** Objective **
Write out each record again exactly as it stands.

** Items from a figure collection **
## BEGIN

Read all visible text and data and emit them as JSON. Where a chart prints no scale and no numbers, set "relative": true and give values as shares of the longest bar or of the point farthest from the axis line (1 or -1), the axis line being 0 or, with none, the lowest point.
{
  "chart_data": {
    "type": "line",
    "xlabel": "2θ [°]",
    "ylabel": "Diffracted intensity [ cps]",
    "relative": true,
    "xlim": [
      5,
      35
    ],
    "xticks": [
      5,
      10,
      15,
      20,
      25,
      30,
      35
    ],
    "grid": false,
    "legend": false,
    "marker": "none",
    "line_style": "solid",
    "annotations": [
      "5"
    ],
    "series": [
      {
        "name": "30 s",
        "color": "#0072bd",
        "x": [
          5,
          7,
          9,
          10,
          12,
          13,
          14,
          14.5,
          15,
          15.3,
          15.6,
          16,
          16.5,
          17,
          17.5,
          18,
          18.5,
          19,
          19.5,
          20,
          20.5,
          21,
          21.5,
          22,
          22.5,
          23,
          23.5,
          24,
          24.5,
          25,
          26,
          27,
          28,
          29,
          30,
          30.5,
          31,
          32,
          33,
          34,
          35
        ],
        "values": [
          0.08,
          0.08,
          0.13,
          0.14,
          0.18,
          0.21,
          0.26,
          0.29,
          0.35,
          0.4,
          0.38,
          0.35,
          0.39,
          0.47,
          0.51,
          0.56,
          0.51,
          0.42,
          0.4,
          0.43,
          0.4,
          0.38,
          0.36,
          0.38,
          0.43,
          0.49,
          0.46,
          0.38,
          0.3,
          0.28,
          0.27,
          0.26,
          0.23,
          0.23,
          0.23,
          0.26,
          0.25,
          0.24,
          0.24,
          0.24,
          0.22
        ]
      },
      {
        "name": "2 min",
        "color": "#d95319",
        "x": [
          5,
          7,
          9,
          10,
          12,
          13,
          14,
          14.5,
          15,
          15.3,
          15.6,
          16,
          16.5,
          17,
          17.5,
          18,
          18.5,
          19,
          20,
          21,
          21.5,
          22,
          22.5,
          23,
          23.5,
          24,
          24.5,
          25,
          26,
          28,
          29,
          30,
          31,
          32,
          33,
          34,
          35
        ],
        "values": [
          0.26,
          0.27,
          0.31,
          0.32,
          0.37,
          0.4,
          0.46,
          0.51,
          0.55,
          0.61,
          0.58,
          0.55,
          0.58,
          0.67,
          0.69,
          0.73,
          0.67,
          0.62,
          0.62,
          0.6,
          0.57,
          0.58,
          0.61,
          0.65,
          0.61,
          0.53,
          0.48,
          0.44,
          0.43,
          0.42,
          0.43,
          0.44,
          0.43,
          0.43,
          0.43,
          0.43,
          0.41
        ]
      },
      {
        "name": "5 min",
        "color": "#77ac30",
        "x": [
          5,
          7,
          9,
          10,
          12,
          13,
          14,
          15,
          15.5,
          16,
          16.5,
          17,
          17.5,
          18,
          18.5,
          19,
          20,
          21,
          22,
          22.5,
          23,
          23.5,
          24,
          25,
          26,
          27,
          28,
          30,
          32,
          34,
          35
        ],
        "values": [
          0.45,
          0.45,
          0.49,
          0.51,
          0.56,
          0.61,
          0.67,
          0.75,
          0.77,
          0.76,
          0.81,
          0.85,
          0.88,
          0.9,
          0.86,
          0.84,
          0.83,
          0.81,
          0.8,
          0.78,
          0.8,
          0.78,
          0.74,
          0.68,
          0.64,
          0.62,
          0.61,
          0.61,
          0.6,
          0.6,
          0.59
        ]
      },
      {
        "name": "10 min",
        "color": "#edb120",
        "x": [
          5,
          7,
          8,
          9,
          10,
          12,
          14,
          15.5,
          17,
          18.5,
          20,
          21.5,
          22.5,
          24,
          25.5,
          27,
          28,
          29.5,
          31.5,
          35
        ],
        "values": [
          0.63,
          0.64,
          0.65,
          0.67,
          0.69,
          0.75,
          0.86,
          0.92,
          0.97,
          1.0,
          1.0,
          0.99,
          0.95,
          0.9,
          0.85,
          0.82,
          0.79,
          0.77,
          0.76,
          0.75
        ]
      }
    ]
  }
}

## END

** Final answer **
Read all visible text and data and emit them as JSON. Where a chart prints no scale and no numbers, set "relative": true and give values as shares of the longest bar or of the point farthest from the axis line (1 or -1), the axis line being 0 or, with none, the lowest point.
{
  "chart_data": {
    "type": "line",
    "xlabel": "2θ [°]",
    "ylabel": "Diffracted intensity [ cps]",
    "relative": true,
    "xlim": [
      5,
      35
    ],
    "xticks": [
      5,
      10,
      15,
      20,
      25,
      30,
      35
    ],
    "grid": false,
    "legend": false,
    "marker": "none",
    "line_style": "solid",
    "annotations": [
      "5"
    ],
    "series": [
      {
        "name": "30 s",
        "color": "#0072bd",
        "x": [
          5,
          7,
          9,
          10,
          12,
          13,
          14,
          14.5,
          15,
          15.3,
          15.6,
          16,
          16.5,
          17,
          17.5,
          18,
          18.5,
          19,
          19.5,
          20,
          20.5,
          21,
          21.5,
          22,
          22.5,
          23,
          23.5,
          24,
          24.5,
          25,
          26,
          27,
          28,
          29,
          30,
          30.5,
          31,
          32,
          33,
          34,
          35
        ],
        "values": [
          0.08,
          0.08,
          0.13,
          0.14,
          0.18,
          0.21,
          0.26,
          0.29,
          0.35,
          0.4,
          0.38,
          0.35,
          0.39,
          0.47,
          0.51,
          0.56,
          0.51,
          0.42,
          0.4,
          0.43,
          0.4,
          0.38,
          0.36,
          0.38,
          0.43,
          0.49,
          0.46,
          0.38,
          0.3,
          0.28,
          0.27,
          0.26,
          0.23,
          0.23,
          0.23,
          0.26,
          0.25,
          0.24,
          0.24,
          0.24,
          0.22
        ]
      },
      {
        "name": "2 min",
        "color": "#d95319",
        "x": [
          5,
          7,
          9,
          10,
          12,
          13,
          14,
          14.5,
          15,
          15.3,
          15.6,
          16,
          16.5,
          17,
          17.5,
          18,
          18.5,
          19,
          20,
          21,
          21.5,
          22,
          22.5,
          23,
          23.5,
          24,
          24.5,
          25,
          26,
          28,
          29,
          30,
          31,
          32,
          33,
          34,
          35
        ],
        "values": [
          0.26,
          0.27,
          0.31,
          0.32,
          0.37,
          0.4,
          0.46,
          0.51,
          0.55,
          0.61,
          0.58,
          0.55,
          0.58,
          0.67,
          0.69,
          0.73,
          0.67,
          0.62,
          0.62,
          0.6,
          0.57,
          0.58,
          0.61,
          0.65,
          0.61,
          0.53,
          0.48,
          0.44,
          0.43,
          0.42,
          0.43,
          0.44,
          0.43,
          0.43,
          0.43,
          0.43,
          0.41
        ]
      },
      {
        "name": "5 min",
        "color": "#77ac30",
        "x": [
          5,
          7,
          9,
          10,
          12,
          13,
          14,
          15,
          15.5,
          16,
          16.5,
          17,
          17.5,
          18,
          18.5,
          19,
          20,
          21,
          22,
          22.5,
          23,
          23.5,
          24,
          25,
          26,
          27,
          28,
          30,
          32,
          34,
          35
        ],
        "values": [
          0.45,
          0.45,
          0.49,
          0.51,
          0.56,
          0.61,
          0.67,
          0.75,
          0.77,
          0.76,
          0.81,
          0.85,
          0.88,
          0.9,
          0.86,
          0.84,
          0.83,
          0.81,
          0.8,
          0.78,
          0.8,
          0.78,
          0.74,
          0.68,
          0.64,
          0.62,
          0.61,
          0.61,
          0.6,
          0.6,
          0.59
        ]
      },
      {
        "name": "10 min",
        "color": "#edb120",
        "x": [
          5,
          7,
          8,
          9,
          10,
          12,
          14,
          15.5,
          17,
          18.5,
          20,
          21.5,
          22.5,
          24,
          25.5,
          27,
          28,
          29.5,
          31.5,
          35
        ],
        "values": [
          0.63,
          0.64,
          0.65,
          0.67,
          0.69,
          0.75,
          0.86,
          0.92,
          0.97,
          1.0,
          1.0,
          0.99,
          0.95,
          0.9,
          0.85,
          0.82,
          0.79,
          0.77,
          0.76,
          0.75
        ]
      }
    ]
  }
}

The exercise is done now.